▸ What you should do
Skip any picture you find and retype all the remaining lines exactly.

Stored records
════════════════════

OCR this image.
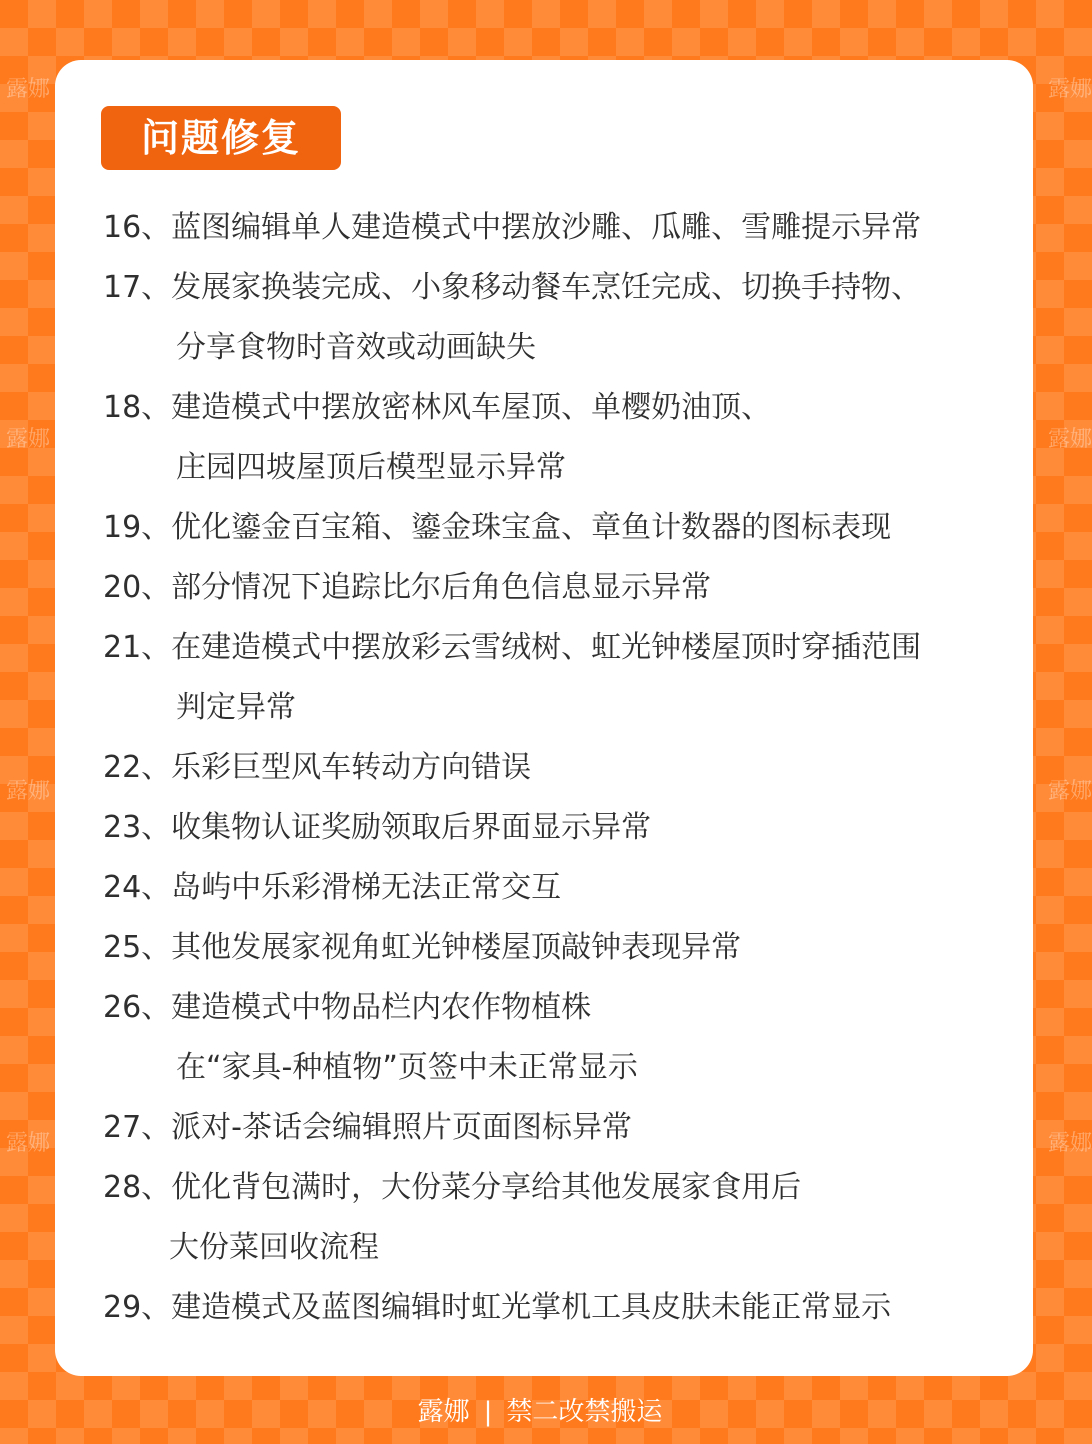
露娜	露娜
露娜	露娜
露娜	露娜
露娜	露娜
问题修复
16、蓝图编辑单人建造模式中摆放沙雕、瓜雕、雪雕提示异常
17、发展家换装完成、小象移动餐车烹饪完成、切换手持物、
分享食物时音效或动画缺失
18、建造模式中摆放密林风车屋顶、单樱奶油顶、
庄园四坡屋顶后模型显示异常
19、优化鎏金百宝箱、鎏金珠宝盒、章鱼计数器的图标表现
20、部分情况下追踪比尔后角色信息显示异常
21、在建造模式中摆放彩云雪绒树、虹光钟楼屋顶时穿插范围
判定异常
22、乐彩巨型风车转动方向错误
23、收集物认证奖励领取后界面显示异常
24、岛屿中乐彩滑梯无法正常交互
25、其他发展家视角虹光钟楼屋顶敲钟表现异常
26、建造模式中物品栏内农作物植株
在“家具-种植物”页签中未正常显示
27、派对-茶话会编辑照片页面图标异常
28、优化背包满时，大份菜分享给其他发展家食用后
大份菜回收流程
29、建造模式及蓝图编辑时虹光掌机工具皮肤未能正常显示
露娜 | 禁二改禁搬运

════════════════════

▸ Solved problem
OCR this image.
露娜	露娜
露娜	露娜
露娜	露娜
露娜	露娜
问题修复
16、蓝图编辑单人建造模式中摆放沙雕、瓜雕、雪雕提示异常
17、发展家换装完成、小象移动餐车烹饪完成、切换手持物、
分享食物时音效或动画缺失
18、建造模式中摆放密林风车屋顶、单樱奶油顶、
庄园四坡屋顶后模型显示异常
19、优化鎏金百宝箱、鎏金珠宝盒、章鱼计数器的图标表现
20、部分情况下追踪比尔后角色信息显示异常
21、在建造模式中摆放彩云雪绒树、虹光钟楼屋顶时穿插范围
判定异常
22、乐彩巨型风车转动方向错误
23、收集物认证奖励领取后界面显示异常
24、岛屿中乐彩滑梯无法正常交互
25、其他发展家视角虹光钟楼屋顶敲钟表现异常
26、建造模式中物品栏内农作物植株
在“家具-种植物”页签中未正常显示
27、派对-茶话会编辑照片页面图标异常
28、优化背包满时，大份菜分享给其他发展家食用后
大份菜回收流程
29、建造模式及蓝图编辑时虹光掌机工具皮肤未能正常显示
露娜 | 禁二改禁搬运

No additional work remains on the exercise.